▸ **WORK INSTRUCTIONS**
Every line below should be copied exactly; drop the pictures.

▸ **MATERIALS PROVIDED**
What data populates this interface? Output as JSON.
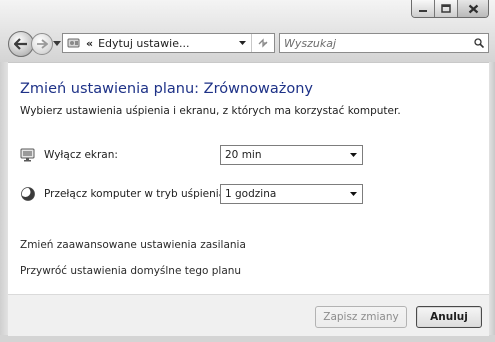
{
  "window": {
    "caption_buttons": {
      "minimize": "minimize-icon",
      "maximize": "maximize-icon",
      "close": "close-icon"
    }
  },
  "nav": {
    "back_icon": "back-arrow-icon",
    "forward_icon": "forward-arrow-icon"
  },
  "address": {
    "chevron": "«",
    "text": "Edytuj ustawie..."
  },
  "search": {
    "placeholder": "Wyszukaj"
  },
  "page": {
    "title": "Zmień ustawienia planu: Zrównoważony",
    "subtitle": "Wybierz ustawienia uśpienia i ekranu, z których ma korzystać komputer."
  },
  "settings": {
    "display": {
      "label": "Wyłącz ekran:",
      "value": "20 min",
      "icon": "monitor-icon"
    },
    "sleep": {
      "label": "Przełącz komputer w tryb uśpienia:",
      "value": "1 godzina",
      "icon": "moon-icon"
    }
  },
  "links": {
    "advanced": "Zmień zaawansowane ustawienia zasilania",
    "restore": "Przywróć ustawienia domyślne tego planu"
  },
  "buttons": {
    "save": "Zapisz zmiany",
    "cancel": "Anuluj"
  }
}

▸ **WRITTEN ANSWER**
What data populates this interface? Output as JSON.
{
  "window": {
    "caption_buttons": {
      "minimize": "minimize-icon",
      "maximize": "maximize-icon",
      "close": "close-icon"
    }
  },
  "nav": {
    "back_icon": "back-arrow-icon",
    "forward_icon": "forward-arrow-icon"
  },
  "address": {
    "chevron": "«",
    "text": "Edytuj ustawie..."
  },
  "search": {
    "placeholder": "Wyszukaj"
  },
  "page": {
    "title": "Zmień ustawienia planu: Zrównoważony",
    "subtitle": "Wybierz ustawienia uśpienia i ekranu, z których ma korzystać komputer."
  },
  "settings": {
    "display": {
      "label": "Wyłącz ekran:",
      "value": "20 min",
      "icon": "monitor-icon"
    },
    "sleep": {
      "label": "Przełącz komputer w tryb uśpienia:",
      "value": "1 godzina",
      "icon": "moon-icon"
    }
  },
  "links": {
    "advanced": "Zmień zaawansowane ustawienia zasilania",
    "restore": "Przywróć ustawienia domyślne tego planu"
  },
  "buttons": {
    "save": "Zapisz zmiany",
    "cancel": "Anuluj"
  }
}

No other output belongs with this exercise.